[AIM]
Write out each line word for word. Drop pictures.

[AVAILABLE DATA]
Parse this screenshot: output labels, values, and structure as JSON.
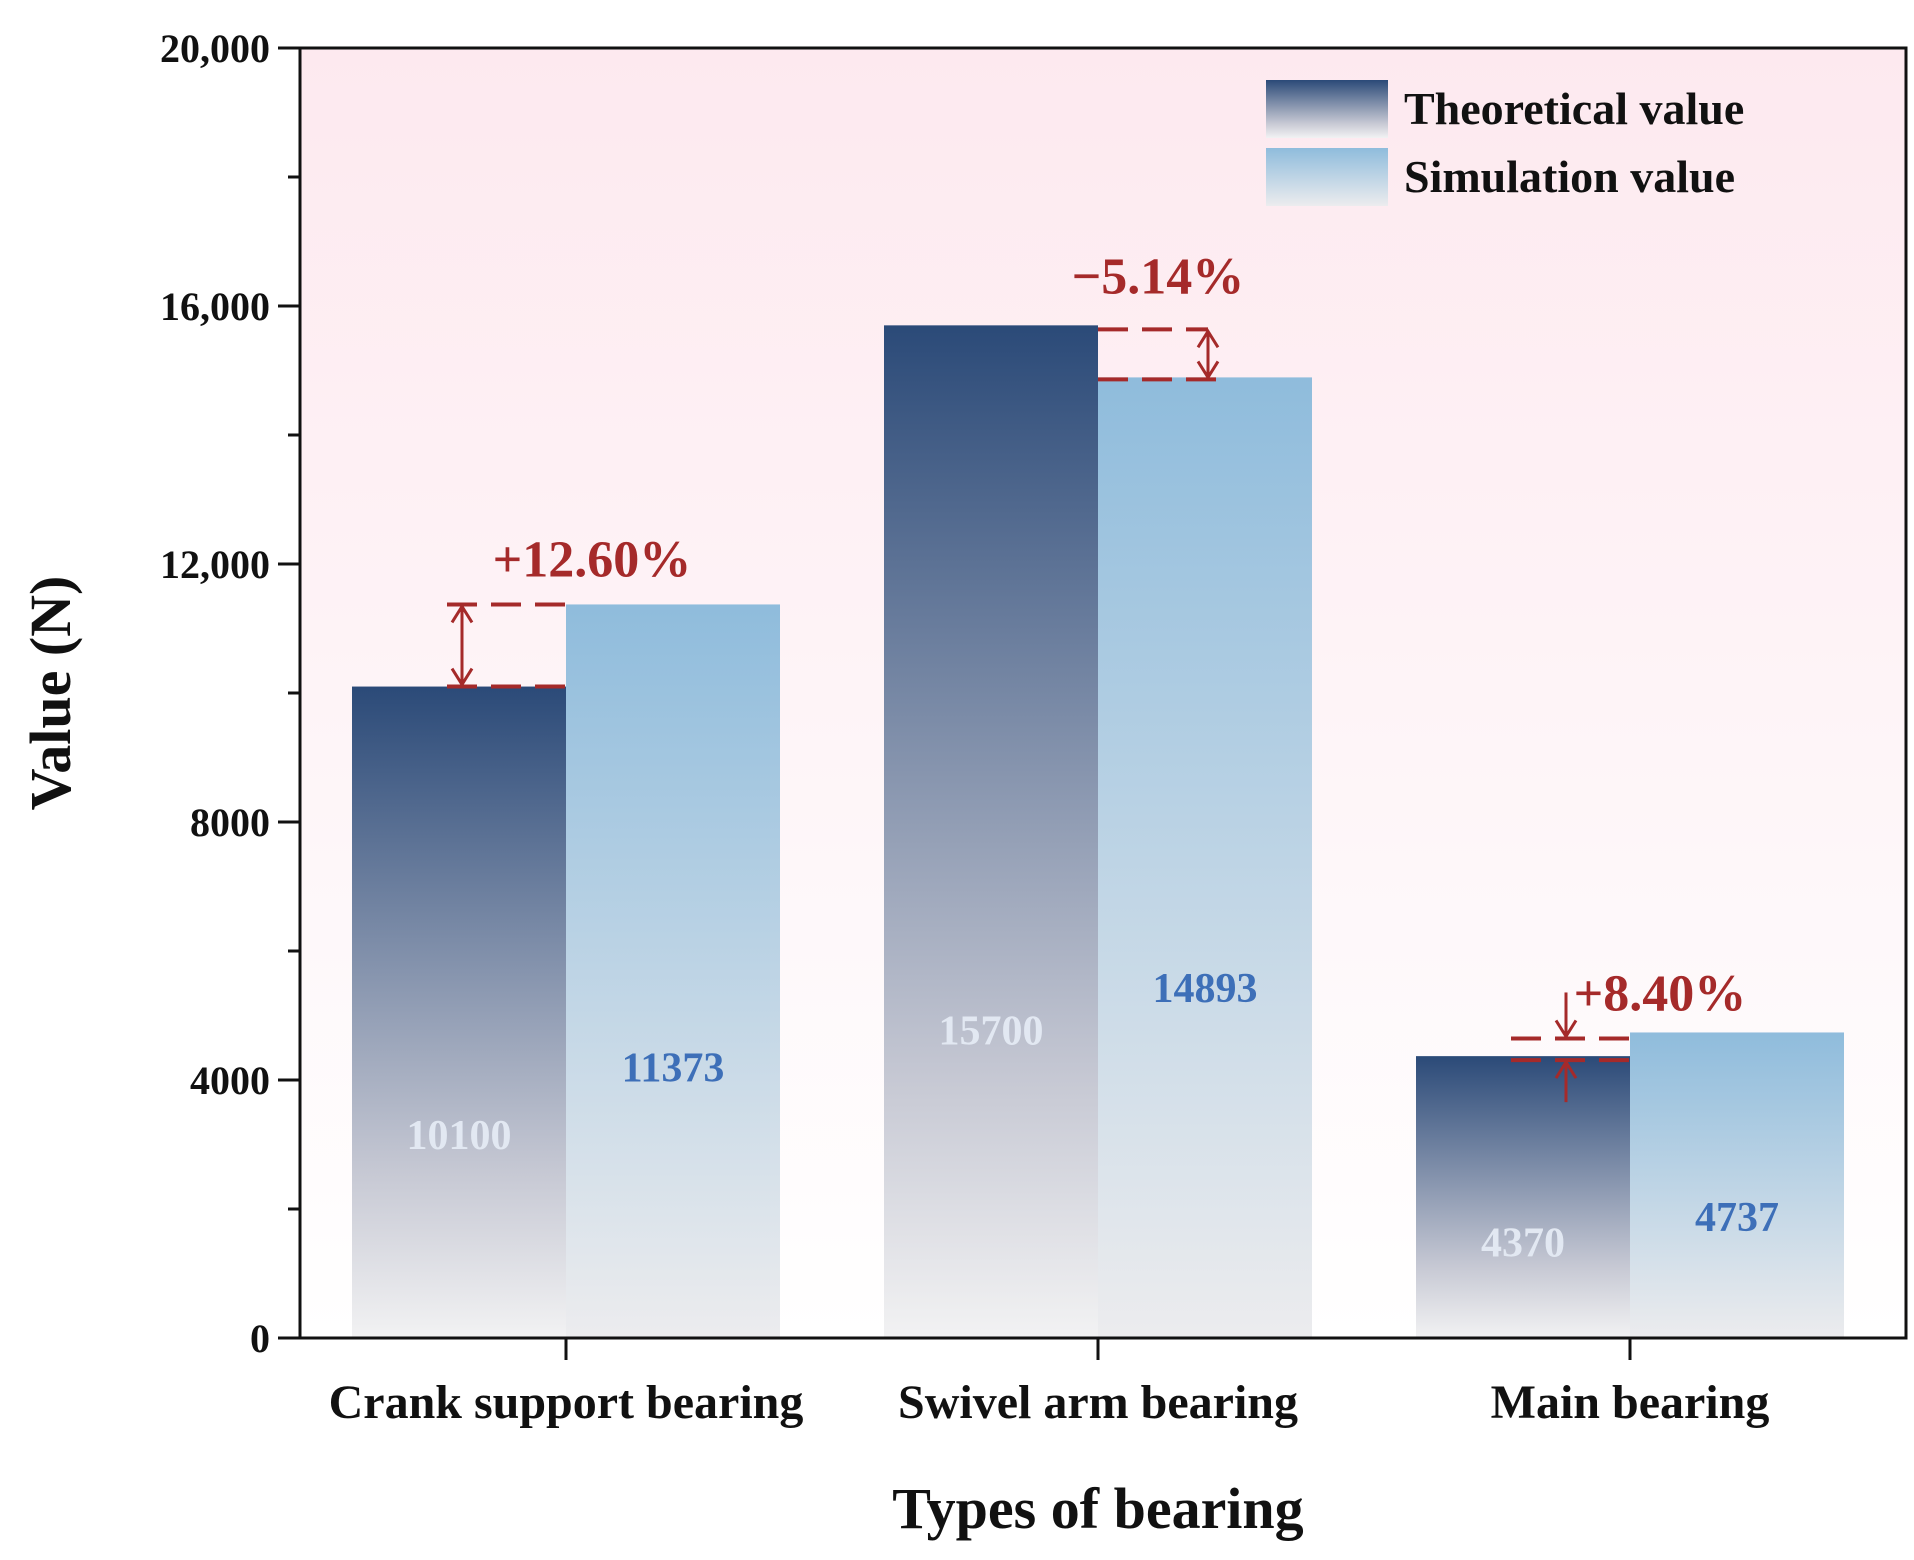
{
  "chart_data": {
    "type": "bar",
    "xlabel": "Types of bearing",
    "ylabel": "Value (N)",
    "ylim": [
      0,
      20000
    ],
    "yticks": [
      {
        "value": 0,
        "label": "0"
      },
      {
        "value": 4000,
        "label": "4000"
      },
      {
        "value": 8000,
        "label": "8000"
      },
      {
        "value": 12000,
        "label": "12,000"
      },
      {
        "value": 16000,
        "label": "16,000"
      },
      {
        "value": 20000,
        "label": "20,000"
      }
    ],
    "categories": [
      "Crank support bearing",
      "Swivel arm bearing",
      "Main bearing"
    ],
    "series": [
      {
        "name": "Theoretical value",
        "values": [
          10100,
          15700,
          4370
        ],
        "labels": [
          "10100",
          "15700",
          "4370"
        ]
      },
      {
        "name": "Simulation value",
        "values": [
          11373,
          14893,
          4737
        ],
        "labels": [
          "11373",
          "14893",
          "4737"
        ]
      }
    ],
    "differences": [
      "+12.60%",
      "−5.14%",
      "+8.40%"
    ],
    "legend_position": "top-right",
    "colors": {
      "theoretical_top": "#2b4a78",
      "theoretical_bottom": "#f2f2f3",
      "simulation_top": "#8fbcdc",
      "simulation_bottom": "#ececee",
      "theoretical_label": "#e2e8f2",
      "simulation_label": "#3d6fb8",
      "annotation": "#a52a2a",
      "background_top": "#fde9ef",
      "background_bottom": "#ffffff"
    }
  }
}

[SOLUTION]
Parse this screenshot: output labels, values, and structure as JSON.
{
  "chart_data": {
    "type": "bar",
    "xlabel": "Types of bearing",
    "ylabel": "Value (N)",
    "ylim": [
      0,
      20000
    ],
    "yticks": [
      {
        "value": 0,
        "label": "0"
      },
      {
        "value": 4000,
        "label": "4000"
      },
      {
        "value": 8000,
        "label": "8000"
      },
      {
        "value": 12000,
        "label": "12,000"
      },
      {
        "value": 16000,
        "label": "16,000"
      },
      {
        "value": 20000,
        "label": "20,000"
      }
    ],
    "categories": [
      "Crank support bearing",
      "Swivel arm bearing",
      "Main bearing"
    ],
    "series": [
      {
        "name": "Theoretical value",
        "values": [
          10100,
          15700,
          4370
        ],
        "labels": [
          "10100",
          "15700",
          "4370"
        ]
      },
      {
        "name": "Simulation value",
        "values": [
          11373,
          14893,
          4737
        ],
        "labels": [
          "11373",
          "14893",
          "4737"
        ]
      }
    ],
    "differences": [
      "+12.60%",
      "−5.14%",
      "+8.40%"
    ],
    "legend_position": "top-right",
    "colors": {
      "theoretical_top": "#2b4a78",
      "theoretical_bottom": "#f2f2f3",
      "simulation_top": "#8fbcdc",
      "simulation_bottom": "#ececee",
      "theoretical_label": "#e2e8f2",
      "simulation_label": "#3d6fb8",
      "annotation": "#a52a2a",
      "background_top": "#fde9ef",
      "background_bottom": "#ffffff"
    }
  }
}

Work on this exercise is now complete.